WRITTEN REQUEST: From the listing below, extract each entry exactly as written, minus the images.

● ● ● ●

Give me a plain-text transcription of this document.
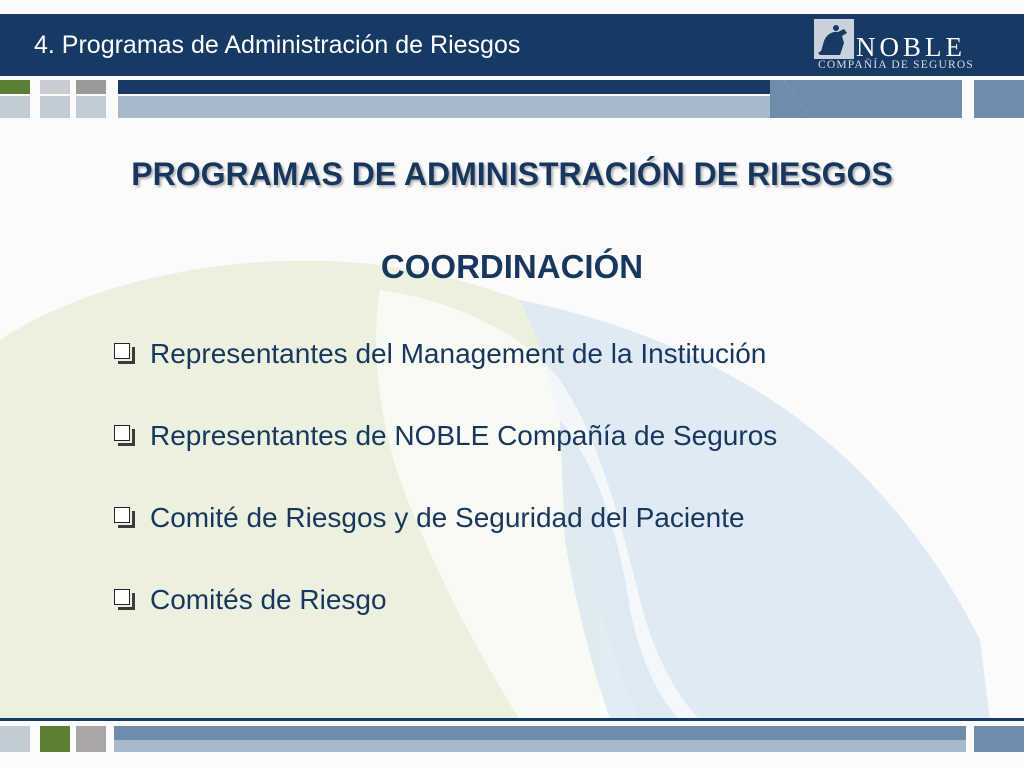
4. Programas de Administración de Riesgos	NOBLE
COMPAÑÍA DE SEGUROS
PROGRAMAS DE ADMINISTRACIÓN DE RIESGOS
COORDINACIÓN
Representantes del Management de la Institución
Representantes de NOBLE Compañía de Seguros
Comité de Riesgos y de Seguridad del Paciente
Comités de Riesgo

● ● ● ●

EXPECTED OUTPUT:
Give me a plain-text transcription of this document.
4. Programas de Administración de Riesgos	NOBLE
COMPAÑÍA DE SEGUROS
PROGRAMAS DE ADMINISTRACIÓN DE RIESGOS
COORDINACIÓN
Representantes del Management de la Institución
Representantes de NOBLE Compañía de Seguros
Comité de Riesgos y de Seguridad del Paciente
Comités de Riesgo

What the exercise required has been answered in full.